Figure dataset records
^^^^^^^^

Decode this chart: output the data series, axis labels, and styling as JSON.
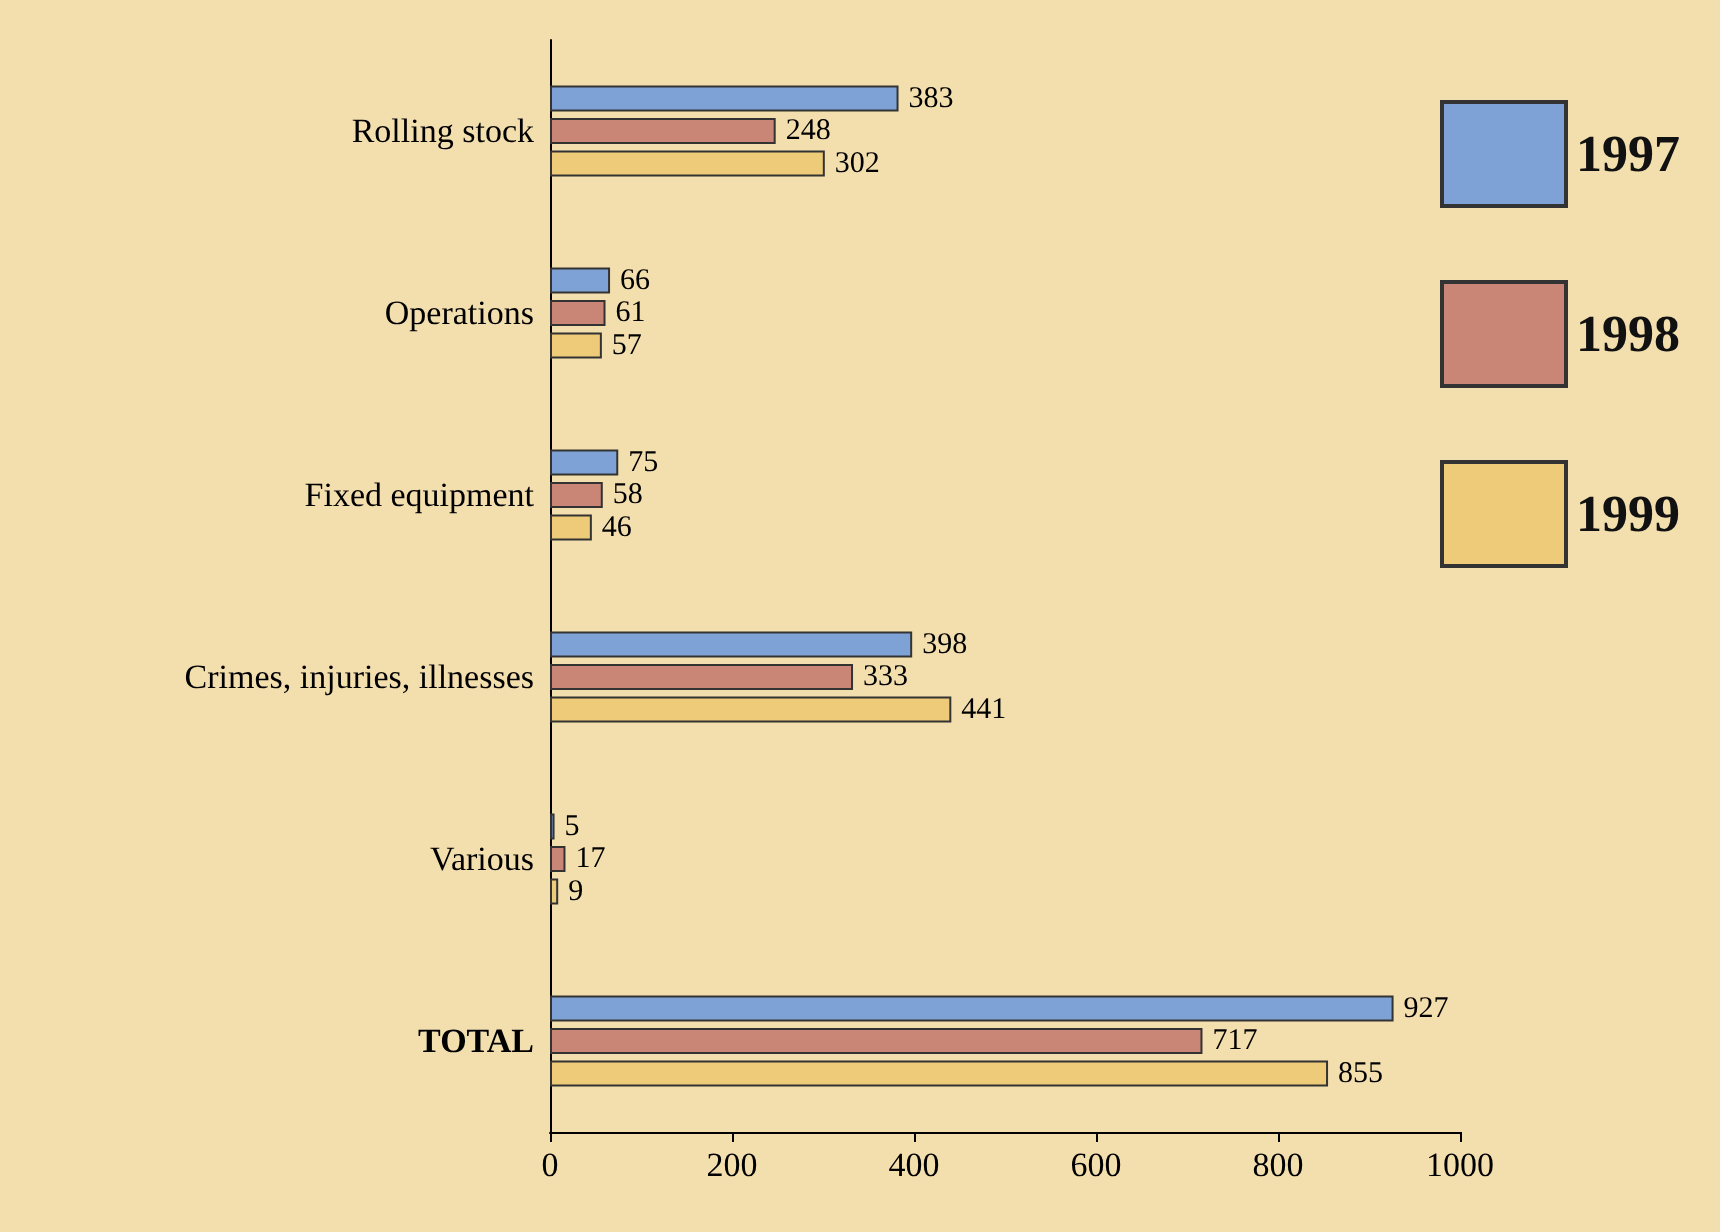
{
  "chart_data": {
    "type": "bar",
    "orientation": "horizontal",
    "categories": [
      "Rolling stock",
      "Operations",
      "Fixed equipment",
      "Crimes, injuries, illnesses",
      "Various",
      "TOTAL"
    ],
    "series": [
      {
        "name": "1997",
        "color": "#7fa2d6",
        "values": [
          383,
          66,
          75,
          398,
          5,
          927
        ]
      },
      {
        "name": "1998",
        "color": "#c98676",
        "values": [
          248,
          61,
          58,
          333,
          17,
          717
        ]
      },
      {
        "name": "1999",
        "color": "#eecb78",
        "values": [
          302,
          57,
          46,
          441,
          9,
          855
        ]
      }
    ],
    "xlim": [
      0,
      1000
    ],
    "xticks": [
      0,
      200,
      400,
      600,
      800,
      1000
    ],
    "data_labels": true,
    "legend": "top right",
    "grid": false
  }
}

^^^^^^^^

Restate each entry word for word, leaving out any pictures.

Decode this chart: output the data series, axis labels, and styling as JSON.
{
  "chart_data": {
    "type": "bar",
    "orientation": "horizontal",
    "categories": [
      "Rolling stock",
      "Operations",
      "Fixed equipment",
      "Crimes, injuries, illnesses",
      "Various",
      "TOTAL"
    ],
    "series": [
      {
        "name": "1997",
        "color": "#7fa2d6",
        "values": [
          383,
          66,
          75,
          398,
          5,
          927
        ]
      },
      {
        "name": "1998",
        "color": "#c98676",
        "values": [
          248,
          61,
          58,
          333,
          17,
          717
        ]
      },
      {
        "name": "1999",
        "color": "#eecb78",
        "values": [
          302,
          57,
          46,
          441,
          9,
          855
        ]
      }
    ],
    "xlim": [
      0,
      1000
    ],
    "xticks": [
      0,
      200,
      400,
      600,
      800,
      1000
    ],
    "data_labels": true,
    "legend": "top right",
    "grid": false
  }
}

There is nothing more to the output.